EXCERPTED RECORDS
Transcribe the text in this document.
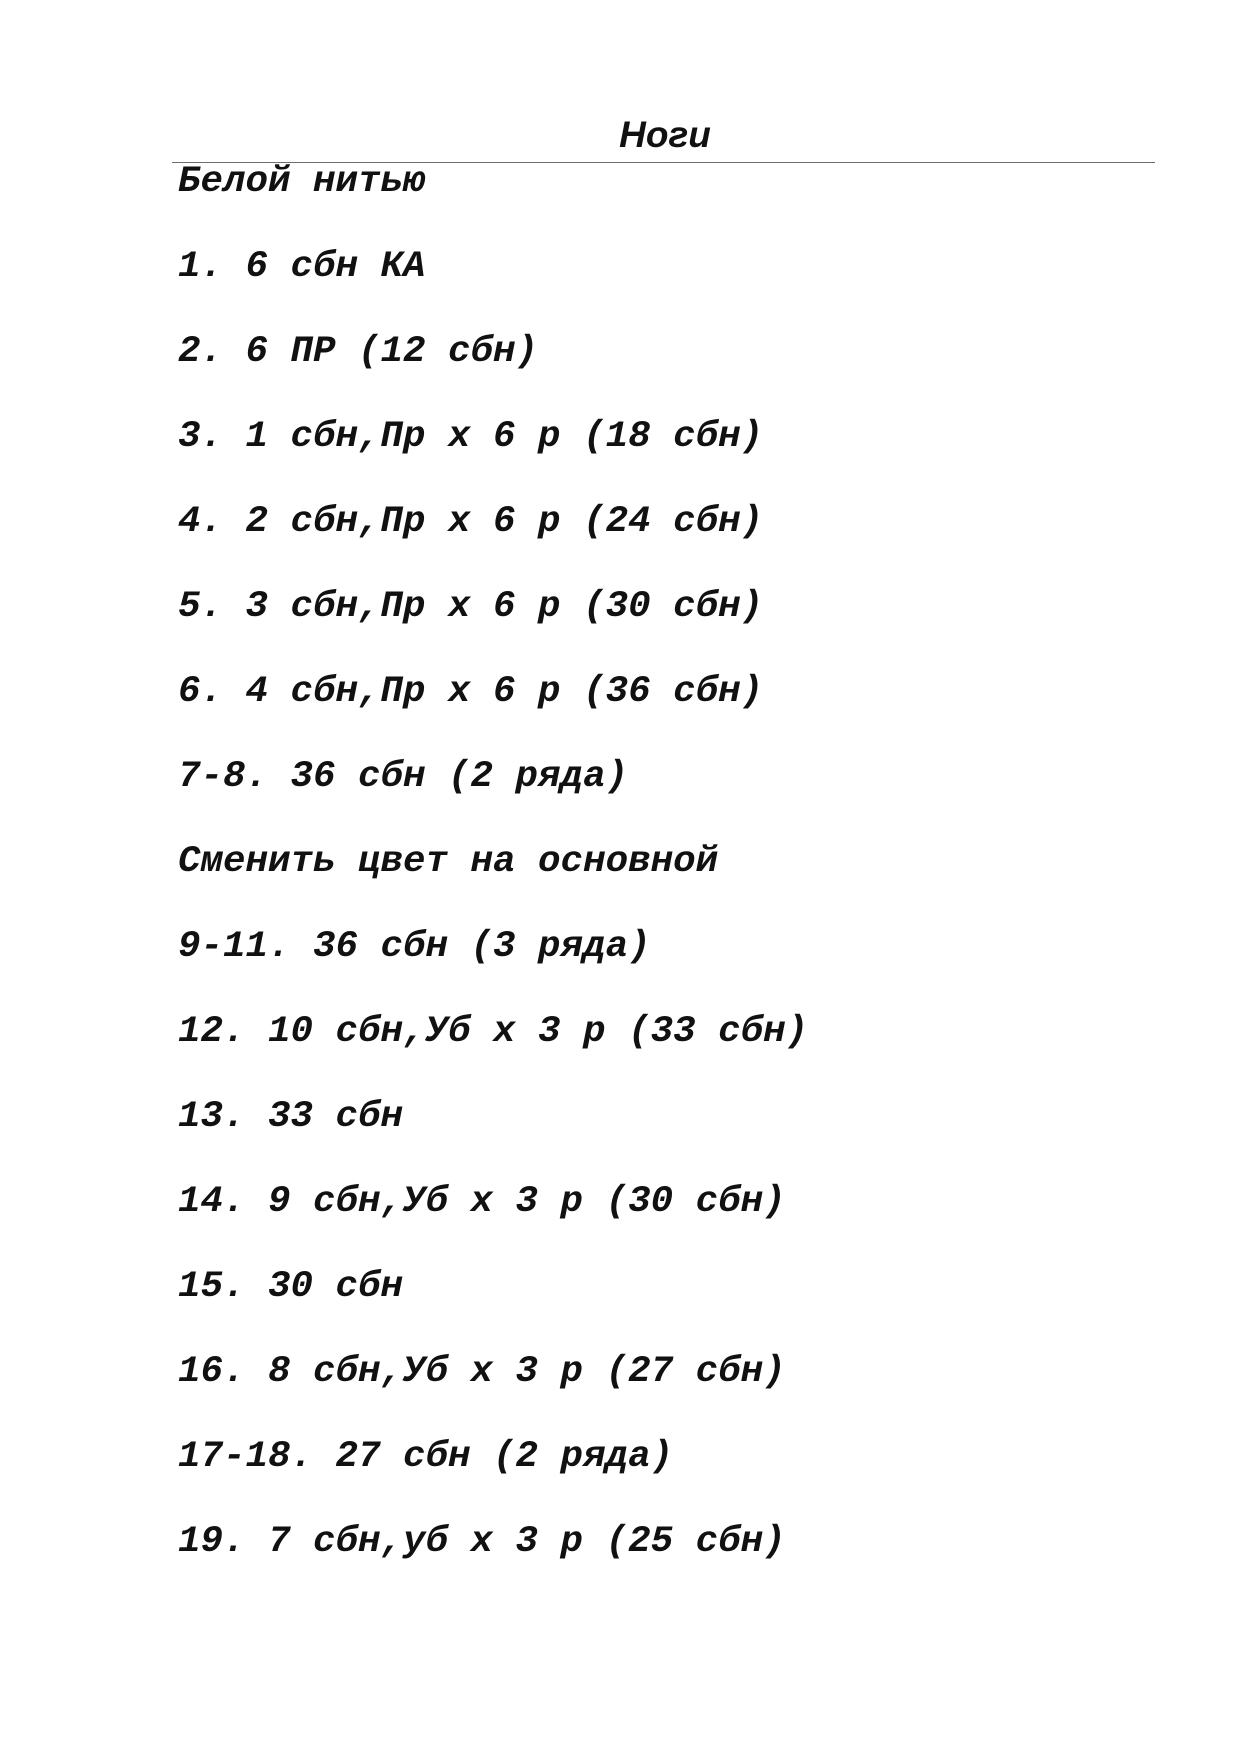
Ноги
Белой нитью
1. 6 сбн КА
2. 6 ПР (12 сбн)
3. 1 сбн,Пр х 6 р (18 сбн)
4. 2 сбн,Пр х 6 р (24 сбн)
5. 3 сбн,Пр х 6 р (30 сбн)
6. 4 сбн,Пр х 6 р (36 сбн)
7-8. 36 сбн (2 ряда)
Сменить цвет на основной
9-11. 36 сбн (3 ряда)
12. 10 сбн,Уб х 3 р (33 сбн)
13. 33 сбн
14. 9 сбн,Уб х 3 р (30 сбн)
15. 30 сбн
16. 8 сбн,Уб х 3 р (27 сбн)
17-18. 27 сбн (2 ряда)
19. 7 сбн,уб х 3 р (25 сбн)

WHAT IS EXPECTED
How many of the listing's lines contain "ряда"? Respond with a single number and nothing else.

OUTPUT
3